* _Directive_:
Please quote the items word for word, beginning at the line that contains "student-long-hair (424, 308, 433, 321)" and stopping after the line that contains "student-head (559, 326, 571, 338)".

---

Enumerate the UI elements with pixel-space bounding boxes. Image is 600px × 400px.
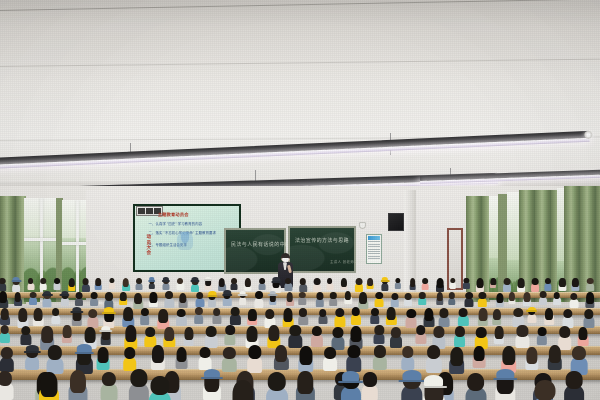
student-long-hair (424, 308, 433, 321)
student (63, 325, 72, 342)
student-head (532, 278, 539, 285)
student-head (177, 278, 183, 284)
student (491, 278, 496, 288)
student (586, 292, 594, 307)
student-head (375, 325, 384, 335)
student (283, 308, 292, 325)
student (402, 346, 413, 368)
student (205, 278, 211, 289)
student-torso (0, 357, 14, 372)
student-head (514, 308, 523, 318)
classroom-photo: 主题教育动员会 一、认真学 "四史" 学习教育的内容 二、落实 "不忘初心牢记使… (0, 0, 600, 400)
student-long-hair (493, 309, 501, 321)
student (68, 278, 74, 290)
student (76, 292, 83, 305)
student (1, 347, 13, 370)
student-head (231, 278, 237, 284)
student (101, 327, 110, 344)
student (351, 307, 360, 323)
student (239, 292, 245, 304)
student (122, 278, 129, 291)
student-cap (13, 277, 20, 281)
student (450, 278, 455, 288)
student-head (416, 325, 425, 335)
student-cap (191, 277, 198, 281)
student (165, 291, 173, 306)
student-head (587, 278, 593, 285)
student (88, 309, 98, 327)
student (450, 347, 463, 372)
student-long-hair (387, 307, 396, 320)
student (473, 346, 484, 367)
student-long-hair (41, 326, 53, 343)
student-head (374, 345, 386, 357)
student-head (375, 292, 383, 300)
student (13, 278, 20, 291)
student-head (141, 308, 149, 316)
student (105, 292, 113, 307)
student-long-hair (95, 278, 101, 286)
student (232, 380, 253, 400)
student-head (465, 292, 473, 300)
student-head (570, 293, 577, 301)
student (416, 325, 425, 343)
student (165, 327, 175, 345)
student (54, 278, 60, 289)
student-cap (205, 277, 211, 281)
student-cap (382, 277, 388, 281)
student-long-hair (579, 327, 588, 340)
student-long-hair (350, 326, 361, 342)
student (327, 278, 333, 289)
student-head (0, 278, 5, 285)
student-torso (478, 298, 486, 307)
student-long-hair (572, 278, 578, 287)
student (436, 292, 442, 304)
chalk-dust (226, 230, 284, 272)
student-long-hair (63, 325, 72, 338)
student (371, 308, 379, 323)
student-head (559, 326, 571, 338)
student (427, 345, 441, 371)
student (359, 292, 367, 307)
student-torso (544, 283, 551, 291)
notice-line (368, 246, 380, 247)
student-long-hair (559, 278, 565, 287)
student-long-hair (150, 292, 157, 302)
student (191, 278, 198, 291)
student (299, 346, 312, 371)
student (136, 278, 142, 289)
student (225, 325, 235, 343)
student (403, 371, 421, 400)
student-cap (101, 326, 110, 332)
student-head (406, 309, 415, 319)
student-head (54, 278, 60, 284)
student-head (196, 292, 204, 300)
student (314, 278, 321, 291)
student (422, 278, 428, 289)
student (70, 370, 86, 400)
student-torso (516, 334, 529, 348)
student (497, 370, 514, 400)
student (248, 345, 261, 370)
student (478, 308, 487, 325)
student-long-hair (526, 347, 537, 363)
student-long-hair (0, 291, 7, 303)
notice-line (368, 249, 380, 250)
student (395, 278, 400, 288)
student (195, 307, 203, 322)
student-torso (311, 334, 323, 347)
student (134, 293, 142, 308)
student-cap (424, 375, 444, 387)
student (587, 278, 593, 290)
student (493, 309, 501, 324)
student (231, 307, 240, 323)
student-head (330, 292, 336, 299)
student-head (554, 292, 561, 299)
notice-header (368, 236, 380, 240)
student (0, 325, 9, 341)
student-long-hair (68, 278, 74, 287)
student (40, 278, 46, 289)
student (196, 292, 204, 306)
student-head (534, 380, 555, 400)
student (316, 292, 323, 306)
student-long-hair (345, 291, 351, 300)
student-head (255, 291, 263, 299)
notice-board[interactable] (366, 234, 382, 264)
student-long-hair (179, 293, 186, 304)
student (410, 278, 416, 289)
slide-title: 主题教育动员会 (158, 212, 189, 218)
student (479, 292, 486, 306)
student-head (347, 345, 360, 358)
student-head (124, 347, 136, 359)
student-head (0, 371, 12, 386)
student-head (105, 292, 113, 300)
student (319, 309, 327, 323)
student-cap (269, 291, 276, 295)
student-long-hair (165, 327, 175, 341)
student-long-hair (341, 278, 347, 287)
student-head (476, 327, 487, 338)
student-head (225, 325, 235, 335)
student-long-hair (246, 326, 257, 342)
notice-line (368, 253, 380, 254)
student-long-hair (502, 346, 515, 365)
student (345, 291, 351, 303)
student-head (40, 278, 46, 284)
student-cap (342, 371, 360, 382)
student-head (195, 307, 203, 315)
student-head (504, 278, 511, 285)
student (298, 371, 313, 400)
student-long-hair (477, 278, 484, 288)
student-head (566, 371, 583, 388)
student (367, 278, 373, 289)
student (48, 345, 62, 372)
student (477, 278, 484, 291)
student (504, 278, 511, 291)
student-long-hair (125, 325, 136, 341)
student (124, 347, 136, 369)
student-long-hair (549, 345, 561, 363)
student-cap (72, 307, 81, 312)
wall-speaker-right (388, 213, 404, 231)
student (517, 325, 528, 346)
student-head (332, 327, 343, 338)
student (0, 371, 12, 398)
student (44, 292, 52, 307)
student-long-hair (97, 347, 108, 363)
student-long-hair (15, 292, 22, 302)
student (406, 309, 415, 327)
student (40, 372, 57, 400)
student (209, 292, 216, 305)
student-long-hair (450, 347, 463, 366)
student-head (88, 309, 98, 319)
student-cap (77, 344, 91, 353)
student-cap (163, 277, 169, 281)
student (285, 278, 291, 289)
student-head (76, 292, 83, 299)
student (125, 325, 136, 347)
student (231, 278, 237, 289)
student-long-hair (410, 278, 416, 286)
student-long-hair (586, 292, 594, 303)
student-torso (140, 314, 150, 324)
student (387, 307, 396, 324)
student (246, 326, 257, 347)
student-long-hair (120, 292, 126, 301)
slide-side-text: 动员大会 (144, 234, 153, 256)
student-torso (381, 283, 388, 291)
student-head (30, 292, 37, 299)
student-long-hair (18, 308, 27, 322)
student-torso (390, 298, 398, 307)
student-head (422, 278, 428, 284)
student-head (402, 346, 413, 358)
student (570, 293, 577, 307)
student-long-hair (496, 293, 503, 303)
student (467, 373, 485, 400)
student (28, 278, 34, 289)
student (273, 278, 280, 291)
student (213, 308, 221, 323)
student-head (177, 309, 186, 318)
student (424, 308, 433, 326)
student (15, 292, 22, 305)
student (584, 309, 593, 327)
student-head (467, 373, 485, 391)
student (290, 325, 301, 347)
ceiling-seam (0, 59, 600, 67)
notice-line (368, 258, 380, 259)
student-head (572, 346, 586, 360)
student (566, 371, 583, 400)
student (524, 292, 531, 305)
student (419, 292, 425, 304)
student (219, 278, 226, 290)
student-long-hair (436, 292, 442, 301)
student (391, 327, 401, 346)
student (449, 292, 455, 304)
student (163, 278, 169, 289)
student (545, 308, 553, 323)
student (495, 326, 504, 342)
student-head (545, 278, 551, 284)
student-head (450, 278, 455, 284)
student-head (363, 372, 377, 386)
student (330, 292, 336, 304)
student-long-hair (275, 345, 287, 362)
student-head (563, 309, 572, 319)
student (528, 308, 536, 323)
student-head (324, 347, 336, 359)
student-head (433, 326, 444, 337)
student (347, 345, 360, 370)
student (579, 327, 588, 344)
student-cap (239, 291, 246, 295)
student-long-hair (268, 325, 279, 341)
student (518, 278, 525, 291)
student (324, 347, 336, 369)
student (455, 326, 465, 345)
student (405, 293, 412, 306)
student (341, 278, 347, 290)
student (110, 278, 115, 288)
student-long-hair (524, 292, 531, 302)
student (355, 278, 362, 291)
student-torso (149, 283, 155, 290)
student (61, 292, 68, 305)
student (572, 278, 578, 290)
slide-bullet-1: 一、认真学 "四史" 学习教育的内容 (149, 221, 203, 226)
student (150, 376, 169, 400)
student (374, 345, 386, 368)
student (73, 308, 82, 325)
student (0, 278, 6, 290)
notice-line (368, 251, 380, 252)
student (440, 308, 449, 325)
student-long-hair (245, 278, 251, 287)
student-head (102, 372, 116, 387)
notice-line (368, 256, 380, 257)
student-long-hair (184, 327, 193, 340)
student-head (314, 278, 321, 285)
student (549, 345, 561, 368)
student-cap (497, 369, 514, 379)
student-head (0, 325, 9, 334)
student (248, 309, 256, 325)
student (286, 292, 293, 305)
student (268, 325, 279, 346)
student-head (440, 308, 449, 317)
student-cap (273, 277, 280, 281)
student-torso (463, 282, 469, 289)
student (464, 278, 469, 288)
student (0, 291, 7, 306)
slide-illustration (177, 232, 193, 250)
student-cap (43, 291, 51, 296)
student (540, 291, 547, 304)
student (95, 278, 101, 289)
student (269, 292, 275, 304)
student (179, 293, 186, 307)
student (459, 308, 468, 325)
blackboard-panel-right: 法治宣传的方法与思路 主讲人 张老师 2021年6月 (288, 226, 356, 273)
student-head (82, 278, 89, 285)
audience-area (0, 276, 600, 400)
student-head (52, 308, 60, 316)
student-head (459, 308, 468, 317)
student-long-hair (152, 345, 164, 363)
student (245, 278, 251, 290)
student-head (391, 327, 401, 337)
student-long-hair (122, 278, 129, 288)
student (34, 308, 43, 325)
student-head (136, 278, 142, 284)
student-head (371, 308, 379, 316)
student-head (285, 278, 291, 284)
student (146, 327, 156, 345)
student (158, 309, 168, 327)
window-mullion (24, 238, 58, 241)
student (149, 278, 154, 288)
student (141, 308, 149, 323)
student (91, 292, 98, 305)
student (335, 308, 344, 326)
student-head (223, 347, 235, 360)
student (223, 347, 235, 370)
student-head (335, 308, 344, 318)
student (424, 376, 443, 400)
student-cap (223, 290, 231, 294)
student-head (165, 291, 173, 299)
student-torso (448, 298, 455, 306)
student-head (1, 347, 13, 359)
blackboard-text-right: 法治宣传的方法与思路 (295, 238, 349, 245)
ceiling-seam (0, 0, 600, 11)
student-head (290, 325, 301, 337)
student-torso (194, 314, 204, 324)
student-long-hair (478, 308, 487, 321)
student (300, 278, 306, 290)
student-head (28, 278, 34, 284)
student (120, 292, 126, 304)
student (496, 293, 503, 307)
student (375, 325, 384, 343)
student-head (517, 325, 528, 336)
student (206, 326, 217, 346)
student-head (231, 307, 240, 316)
student-head (213, 308, 221, 316)
student-long-hair (158, 309, 168, 323)
student-long-hair (298, 371, 313, 393)
student-torso (299, 297, 307, 305)
student (224, 291, 231, 305)
student (342, 372, 359, 400)
student-head (150, 376, 169, 395)
student-head (355, 278, 362, 285)
student (534, 380, 555, 400)
student (268, 372, 287, 400)
student-head (268, 372, 287, 391)
student (130, 369, 147, 400)
student (18, 308, 27, 326)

---

* _Written answer_:
student-long-hair (424, 308, 433, 321)
student (63, 325, 72, 342)
student-head (532, 278, 539, 285)
student-head (177, 278, 183, 284)
student (491, 278, 496, 288)
student (586, 292, 594, 307)
student-head (375, 325, 384, 335)
student (283, 308, 292, 325)
student (402, 346, 413, 368)
student (205, 278, 211, 289)
student-torso (0, 357, 14, 372)
student-head (514, 308, 523, 318)
classroom-photo: 主题教育动员会 一、认真学 "四史" 学习教育的内容 二、落实 "不忘初心牢记使… (0, 0, 600, 400)
student-long-hair (493, 309, 501, 321)
student (68, 278, 74, 290)
student (76, 292, 83, 305)
student (1, 347, 13, 370)
student-head (231, 278, 237, 284)
student (101, 327, 110, 344)
student (351, 307, 360, 323)
student (239, 292, 245, 304)
student (122, 278, 129, 291)
student-cap (13, 277, 20, 281)
student (450, 278, 455, 288)
student-head (416, 325, 425, 335)
student-cap (191, 277, 198, 281)
student (165, 291, 173, 306)
student-head (587, 278, 593, 285)
student (88, 309, 98, 327)
student (450, 347, 463, 372)
student-long-hair (387, 307, 396, 320)
student (473, 346, 484, 367)
student-long-hair (41, 326, 53, 343)
student-head (374, 345, 386, 357)
student-head (375, 292, 383, 300)
student (13, 278, 20, 291)
student-head (141, 308, 149, 316)
student (105, 292, 113, 307)
student-long-hair (95, 278, 101, 286)
student (232, 380, 253, 400)
student-head (465, 292, 473, 300)
student-head (570, 293, 577, 301)
student (416, 325, 425, 343)
student (165, 327, 175, 345)
student (54, 278, 60, 289)
student-cap (205, 277, 211, 281)
student-cap (382, 277, 388, 281)
student-long-hair (579, 327, 588, 340)
student-long-hair (350, 326, 361, 342)
student (327, 278, 333, 289)
student-head (0, 278, 5, 285)
student-torso (478, 298, 486, 307)
student-long-hair (572, 278, 578, 287)
student (436, 292, 442, 304)
chalk-dust (226, 230, 284, 272)
student-long-hair (63, 325, 72, 338)
student (371, 308, 379, 323)
student-head (559, 326, 571, 338)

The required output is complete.